* **Data for the task**
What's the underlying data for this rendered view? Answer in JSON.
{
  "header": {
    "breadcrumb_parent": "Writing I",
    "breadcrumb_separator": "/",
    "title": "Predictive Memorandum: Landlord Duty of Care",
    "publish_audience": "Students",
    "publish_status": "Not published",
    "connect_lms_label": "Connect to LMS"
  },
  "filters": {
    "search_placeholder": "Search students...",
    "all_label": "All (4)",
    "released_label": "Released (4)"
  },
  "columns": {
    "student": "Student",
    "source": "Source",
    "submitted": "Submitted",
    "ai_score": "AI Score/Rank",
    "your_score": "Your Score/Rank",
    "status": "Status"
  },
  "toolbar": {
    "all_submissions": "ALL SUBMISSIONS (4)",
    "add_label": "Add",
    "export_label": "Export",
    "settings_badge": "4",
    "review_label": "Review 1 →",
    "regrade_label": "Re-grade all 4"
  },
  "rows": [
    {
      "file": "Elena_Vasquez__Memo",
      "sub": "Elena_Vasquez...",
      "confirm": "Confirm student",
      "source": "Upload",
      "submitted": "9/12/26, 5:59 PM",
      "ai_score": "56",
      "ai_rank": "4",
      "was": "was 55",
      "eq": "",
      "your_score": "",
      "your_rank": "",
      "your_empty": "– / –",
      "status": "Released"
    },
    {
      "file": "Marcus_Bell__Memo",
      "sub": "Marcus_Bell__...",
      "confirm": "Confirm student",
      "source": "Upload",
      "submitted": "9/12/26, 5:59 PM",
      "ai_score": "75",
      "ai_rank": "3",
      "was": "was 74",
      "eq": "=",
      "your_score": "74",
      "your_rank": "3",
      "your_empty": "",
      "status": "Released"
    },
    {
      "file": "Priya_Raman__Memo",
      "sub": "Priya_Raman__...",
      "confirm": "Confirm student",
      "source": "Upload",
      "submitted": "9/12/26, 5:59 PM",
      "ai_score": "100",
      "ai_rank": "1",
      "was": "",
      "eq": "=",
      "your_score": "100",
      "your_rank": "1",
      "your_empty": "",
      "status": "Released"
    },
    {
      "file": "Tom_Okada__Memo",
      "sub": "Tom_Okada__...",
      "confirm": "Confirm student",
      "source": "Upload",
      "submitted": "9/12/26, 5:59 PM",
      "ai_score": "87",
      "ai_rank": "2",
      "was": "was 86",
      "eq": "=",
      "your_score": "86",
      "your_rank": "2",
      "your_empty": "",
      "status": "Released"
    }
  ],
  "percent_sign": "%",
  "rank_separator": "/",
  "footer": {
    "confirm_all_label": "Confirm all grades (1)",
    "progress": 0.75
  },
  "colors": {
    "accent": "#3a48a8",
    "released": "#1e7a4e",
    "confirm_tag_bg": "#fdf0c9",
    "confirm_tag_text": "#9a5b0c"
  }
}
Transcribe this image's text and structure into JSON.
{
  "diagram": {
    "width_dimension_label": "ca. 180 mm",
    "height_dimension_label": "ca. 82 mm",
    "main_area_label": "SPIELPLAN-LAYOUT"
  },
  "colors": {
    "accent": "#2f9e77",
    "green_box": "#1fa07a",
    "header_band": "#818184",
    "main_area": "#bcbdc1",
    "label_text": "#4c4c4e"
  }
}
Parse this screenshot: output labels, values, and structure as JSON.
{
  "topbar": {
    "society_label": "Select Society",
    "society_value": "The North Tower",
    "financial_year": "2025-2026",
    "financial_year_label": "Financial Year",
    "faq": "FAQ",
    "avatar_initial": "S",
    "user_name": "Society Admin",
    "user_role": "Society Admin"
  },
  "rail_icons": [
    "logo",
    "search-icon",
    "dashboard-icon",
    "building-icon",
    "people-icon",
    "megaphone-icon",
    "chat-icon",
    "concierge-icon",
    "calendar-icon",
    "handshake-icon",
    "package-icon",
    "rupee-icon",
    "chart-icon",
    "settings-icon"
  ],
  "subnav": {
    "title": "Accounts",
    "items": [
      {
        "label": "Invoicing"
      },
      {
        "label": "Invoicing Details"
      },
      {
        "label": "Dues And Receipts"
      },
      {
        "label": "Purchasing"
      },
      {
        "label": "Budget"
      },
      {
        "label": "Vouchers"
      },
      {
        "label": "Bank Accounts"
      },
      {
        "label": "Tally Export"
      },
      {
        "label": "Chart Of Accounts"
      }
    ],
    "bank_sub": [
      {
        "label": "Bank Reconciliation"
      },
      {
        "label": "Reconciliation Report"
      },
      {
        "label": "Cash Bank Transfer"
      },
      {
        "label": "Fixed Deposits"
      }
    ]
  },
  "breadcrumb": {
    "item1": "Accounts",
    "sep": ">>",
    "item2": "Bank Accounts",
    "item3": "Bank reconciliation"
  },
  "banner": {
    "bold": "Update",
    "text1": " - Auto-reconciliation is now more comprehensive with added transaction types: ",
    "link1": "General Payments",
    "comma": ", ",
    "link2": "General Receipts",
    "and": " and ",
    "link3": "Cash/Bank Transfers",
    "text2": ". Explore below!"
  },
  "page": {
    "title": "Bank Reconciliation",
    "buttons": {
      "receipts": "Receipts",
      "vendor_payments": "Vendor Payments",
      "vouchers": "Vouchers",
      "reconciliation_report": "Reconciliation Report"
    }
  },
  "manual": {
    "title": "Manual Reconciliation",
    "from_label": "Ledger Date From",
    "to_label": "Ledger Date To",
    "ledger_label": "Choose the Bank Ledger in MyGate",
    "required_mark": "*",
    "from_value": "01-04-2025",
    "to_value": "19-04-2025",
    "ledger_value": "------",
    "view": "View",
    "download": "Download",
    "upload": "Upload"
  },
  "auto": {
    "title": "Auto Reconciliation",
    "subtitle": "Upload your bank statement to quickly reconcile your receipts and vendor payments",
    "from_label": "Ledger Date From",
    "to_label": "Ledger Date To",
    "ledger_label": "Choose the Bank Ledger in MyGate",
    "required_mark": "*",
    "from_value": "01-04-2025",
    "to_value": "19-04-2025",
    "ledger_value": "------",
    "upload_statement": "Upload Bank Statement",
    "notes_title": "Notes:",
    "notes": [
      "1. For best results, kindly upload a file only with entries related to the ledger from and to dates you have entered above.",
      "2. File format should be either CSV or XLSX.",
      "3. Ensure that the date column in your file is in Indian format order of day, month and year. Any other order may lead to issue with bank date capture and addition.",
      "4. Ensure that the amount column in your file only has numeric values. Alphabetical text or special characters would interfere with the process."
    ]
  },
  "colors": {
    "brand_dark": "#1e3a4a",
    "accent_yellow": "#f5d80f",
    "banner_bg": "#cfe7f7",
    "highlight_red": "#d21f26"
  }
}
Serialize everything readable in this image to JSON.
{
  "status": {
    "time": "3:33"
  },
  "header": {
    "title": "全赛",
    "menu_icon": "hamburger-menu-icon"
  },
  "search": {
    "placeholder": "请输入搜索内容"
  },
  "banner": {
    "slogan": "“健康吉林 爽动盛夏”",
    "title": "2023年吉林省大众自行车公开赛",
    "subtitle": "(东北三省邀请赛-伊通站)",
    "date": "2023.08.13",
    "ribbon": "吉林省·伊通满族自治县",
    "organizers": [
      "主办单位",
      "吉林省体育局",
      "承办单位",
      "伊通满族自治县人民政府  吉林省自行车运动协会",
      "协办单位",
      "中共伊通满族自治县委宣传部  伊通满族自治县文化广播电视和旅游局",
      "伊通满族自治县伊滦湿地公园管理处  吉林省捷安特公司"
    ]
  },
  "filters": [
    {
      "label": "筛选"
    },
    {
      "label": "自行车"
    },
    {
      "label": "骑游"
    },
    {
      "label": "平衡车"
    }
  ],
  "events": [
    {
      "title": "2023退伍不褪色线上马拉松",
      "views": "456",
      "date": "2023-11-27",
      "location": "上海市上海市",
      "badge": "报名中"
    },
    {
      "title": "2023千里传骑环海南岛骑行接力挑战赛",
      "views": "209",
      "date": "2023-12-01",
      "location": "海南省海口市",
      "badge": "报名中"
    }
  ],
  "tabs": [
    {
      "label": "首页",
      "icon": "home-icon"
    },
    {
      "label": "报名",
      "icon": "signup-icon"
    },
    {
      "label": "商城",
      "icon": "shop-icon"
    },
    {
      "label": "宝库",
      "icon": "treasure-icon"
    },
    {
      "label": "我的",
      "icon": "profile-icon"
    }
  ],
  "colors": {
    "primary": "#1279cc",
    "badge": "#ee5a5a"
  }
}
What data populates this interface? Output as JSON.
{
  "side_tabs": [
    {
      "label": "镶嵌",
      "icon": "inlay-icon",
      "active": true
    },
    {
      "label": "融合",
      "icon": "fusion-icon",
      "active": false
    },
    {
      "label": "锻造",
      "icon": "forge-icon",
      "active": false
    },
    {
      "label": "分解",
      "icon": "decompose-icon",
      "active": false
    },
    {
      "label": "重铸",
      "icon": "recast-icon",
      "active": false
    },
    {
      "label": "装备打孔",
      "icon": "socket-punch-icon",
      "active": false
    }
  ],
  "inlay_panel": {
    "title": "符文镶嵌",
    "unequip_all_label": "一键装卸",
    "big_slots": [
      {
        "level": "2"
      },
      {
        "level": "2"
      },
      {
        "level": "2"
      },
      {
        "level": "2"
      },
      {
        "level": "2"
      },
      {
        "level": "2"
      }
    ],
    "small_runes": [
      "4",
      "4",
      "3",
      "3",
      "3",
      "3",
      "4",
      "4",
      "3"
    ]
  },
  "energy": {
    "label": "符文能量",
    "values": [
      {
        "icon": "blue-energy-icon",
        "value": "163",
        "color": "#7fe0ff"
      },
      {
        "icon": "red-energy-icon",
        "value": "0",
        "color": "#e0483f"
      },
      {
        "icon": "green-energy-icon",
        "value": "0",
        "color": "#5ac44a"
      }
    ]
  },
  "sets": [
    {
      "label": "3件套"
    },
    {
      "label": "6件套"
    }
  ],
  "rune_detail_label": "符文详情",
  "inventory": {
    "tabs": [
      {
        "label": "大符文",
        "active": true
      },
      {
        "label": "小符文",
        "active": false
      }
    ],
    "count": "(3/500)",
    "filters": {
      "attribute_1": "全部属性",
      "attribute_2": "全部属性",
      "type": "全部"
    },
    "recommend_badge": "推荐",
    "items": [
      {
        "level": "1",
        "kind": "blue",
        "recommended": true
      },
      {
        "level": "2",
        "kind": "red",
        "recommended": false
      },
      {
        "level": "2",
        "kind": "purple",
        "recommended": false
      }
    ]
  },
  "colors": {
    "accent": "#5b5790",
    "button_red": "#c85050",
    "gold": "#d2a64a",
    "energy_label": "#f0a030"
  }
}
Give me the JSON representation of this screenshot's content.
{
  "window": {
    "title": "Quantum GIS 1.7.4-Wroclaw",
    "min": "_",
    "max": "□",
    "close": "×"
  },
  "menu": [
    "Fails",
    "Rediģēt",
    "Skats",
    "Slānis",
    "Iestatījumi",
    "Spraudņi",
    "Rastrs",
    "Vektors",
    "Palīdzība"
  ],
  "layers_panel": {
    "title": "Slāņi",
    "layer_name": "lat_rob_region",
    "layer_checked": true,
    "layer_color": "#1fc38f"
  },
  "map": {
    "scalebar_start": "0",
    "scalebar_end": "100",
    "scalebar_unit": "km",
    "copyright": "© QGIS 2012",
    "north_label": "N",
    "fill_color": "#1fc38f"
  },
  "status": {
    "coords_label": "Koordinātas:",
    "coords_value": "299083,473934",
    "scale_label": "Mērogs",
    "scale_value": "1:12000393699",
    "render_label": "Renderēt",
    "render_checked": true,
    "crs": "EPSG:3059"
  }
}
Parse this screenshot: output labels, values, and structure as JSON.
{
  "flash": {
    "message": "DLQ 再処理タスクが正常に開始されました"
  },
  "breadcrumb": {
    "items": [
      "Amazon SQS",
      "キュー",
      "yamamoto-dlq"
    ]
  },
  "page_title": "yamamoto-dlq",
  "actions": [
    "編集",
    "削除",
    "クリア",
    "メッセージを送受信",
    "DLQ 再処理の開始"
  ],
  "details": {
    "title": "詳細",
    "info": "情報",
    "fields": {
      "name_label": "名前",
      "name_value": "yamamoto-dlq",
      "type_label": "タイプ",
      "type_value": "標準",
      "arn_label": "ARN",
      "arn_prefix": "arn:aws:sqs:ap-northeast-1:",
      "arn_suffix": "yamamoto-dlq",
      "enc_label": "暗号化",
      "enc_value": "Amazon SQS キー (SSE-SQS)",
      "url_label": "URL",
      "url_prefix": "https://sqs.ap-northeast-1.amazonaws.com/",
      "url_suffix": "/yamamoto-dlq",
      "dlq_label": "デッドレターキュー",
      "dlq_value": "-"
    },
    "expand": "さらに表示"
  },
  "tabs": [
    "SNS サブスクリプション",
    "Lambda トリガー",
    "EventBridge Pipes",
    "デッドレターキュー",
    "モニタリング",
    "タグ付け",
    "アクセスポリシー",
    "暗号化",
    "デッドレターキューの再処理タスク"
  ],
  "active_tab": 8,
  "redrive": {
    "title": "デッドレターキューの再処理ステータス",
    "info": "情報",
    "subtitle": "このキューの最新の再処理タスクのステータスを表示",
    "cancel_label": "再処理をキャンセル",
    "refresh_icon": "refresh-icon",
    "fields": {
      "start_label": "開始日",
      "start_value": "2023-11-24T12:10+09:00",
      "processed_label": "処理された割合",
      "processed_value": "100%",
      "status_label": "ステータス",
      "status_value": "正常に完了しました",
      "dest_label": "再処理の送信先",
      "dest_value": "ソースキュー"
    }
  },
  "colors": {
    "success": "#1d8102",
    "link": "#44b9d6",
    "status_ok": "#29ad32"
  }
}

* **Task to complete**
Filter the records for lines holding the string "yamamoto". Copy each one.

* **Response to the exercise**
      "yamamoto-dlq"
  "page_title": "yamamoto-dlq",
      "name_value": "yamamoto-dlq",
      "arn_suffix": "yamamoto-dlq",
      "url_suffix": "/yamamoto-dlq",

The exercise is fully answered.